WORK TO BE COMPLETED
Reproduce the entries word for word, and omit any picture you find in them.

RECORDS PROVIDED
----

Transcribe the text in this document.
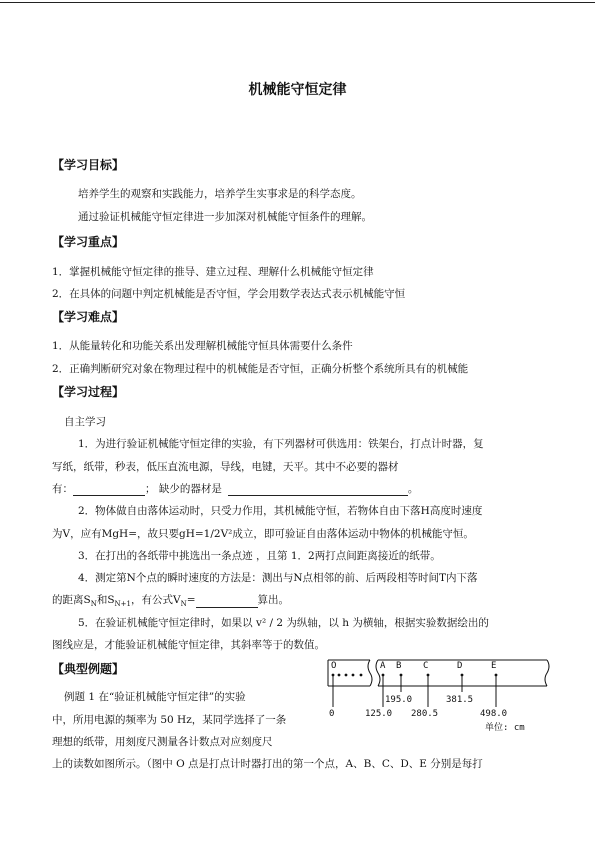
机械能守恒定律
【学习目标】
培养学生的观察和实践能力，培养学生实事求是的科学态度。
通过验证机械能守恒定律进一步加深对机械能守恒条件的理解。
【学习重点】
1．掌握机械能守恒定律的推导、建立过程、理解什么机械能守恒定律
2．在具体的问题中判定机械能是否守恒，学会用数学表达式表示机械能守恒
【学习难点】
1．从能量转化和功能关系出发理解机械能守恒具体需要什么条件
2．正确判断研究对象在物理过程中的机械能是否守恒，正确分析整个系统所具有的机械能
【学习过程】
自主学习
1．为进行验证机械能守恒定律的实验，有下列器材可供选用：铁架台，打点计时器，复
写纸，纸带，秒表，低压直流电源，导线，电键，天平。其中不必要的器材
有：	； 缺少的器材是	。
2．物体做自由落体运动时，只受力作用，其机械能守恒，若物体自由下落H高度时速度
为V，应有MgH=，故只要gH=1/2V²成立，即可验证自由落体运动中物体的机械能守恒。
3．在打出的各纸带中挑选出一条点迹 ，且第 1．2两打点间距离接近的纸带。
4．测定第N个点的瞬时速度的方法是：测出与N点相邻的前、后两段相等时间T内下落
的距离$S_N$和$S_{N+1}$，有公式$V_N=$	算出。
5．在验证机械能守恒定律时，如果以 v² / 2 为纵轴，以 h 为横轴，根据实验数据绘出的
图线应是，才能验证机械能守恒定律，其斜率等于的数值。
【典型例题】
例题 1 在“验证机械能守恒定律”的实验
中，所用电源的频率为 50 Hz，某同学选择了一条
理想的纸带，用刻度尺测量各计数点对应刻度尺
上的读数如图所示。（图中 O 点是打点计时器打出的第一个点，A、B、C、D、E 分别是每打
O	A B C	D	E
0	125.0
195.0
280.5
381.5
498.0
单位: cm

----

RESPONSE TO THE EXERCISE
Transcribe the text in this document.
机械能守恒定律
【学习目标】
培养学生的观察和实践能力，培养学生实事求是的科学态度。
通过验证机械能守恒定律进一步加深对机械能守恒条件的理解。
【学习重点】
1．掌握机械能守恒定律的推导、建立过程、理解什么机械能守恒定律
2．在具体的问题中判定机械能是否守恒，学会用数学表达式表示机械能守恒
【学习难点】
1．从能量转化和功能关系出发理解机械能守恒具体需要什么条件
2．正确判断研究对象在物理过程中的机械能是否守恒，正确分析整个系统所具有的机械能
【学习过程】
自主学习
1．为进行验证机械能守恒定律的实验，有下列器材可供选用：铁架台，打点计时器，复
写纸，纸带，秒表，低压直流电源，导线，电键，天平。其中不必要的器材
有：	； 缺少的器材是	。
2．物体做自由落体运动时，只受力作用，其机械能守恒，若物体自由下落H高度时速度
为V，应有MgH=，故只要gH=1/2V²成立，即可验证自由落体运动中物体的机械能守恒。
3．在打出的各纸带中挑选出一条点迹 ，且第 1．2两打点间距离接近的纸带。
4．测定第N个点的瞬时速度的方法是：测出与N点相邻的前、后两段相等时间T内下落
的距离$S_N$和$S_{N+1}$，有公式$V_N=$	算出。
5．在验证机械能守恒定律时，如果以 v² / 2 为纵轴，以 h 为横轴，根据实验数据绘出的
图线应是，才能验证机械能守恒定律，其斜率等于的数值。
【典型例题】
例题 1 在“验证机械能守恒定律”的实验
中，所用电源的频率为 50 Hz，某同学选择了一条
理想的纸带，用刻度尺测量各计数点对应刻度尺
上的读数如图所示。（图中 O 点是打点计时器打出的第一个点，A、B、C、D、E 分别是每打
O	A B C	D	E
0	125.0
195.0
280.5
381.5
498.0
单位: cm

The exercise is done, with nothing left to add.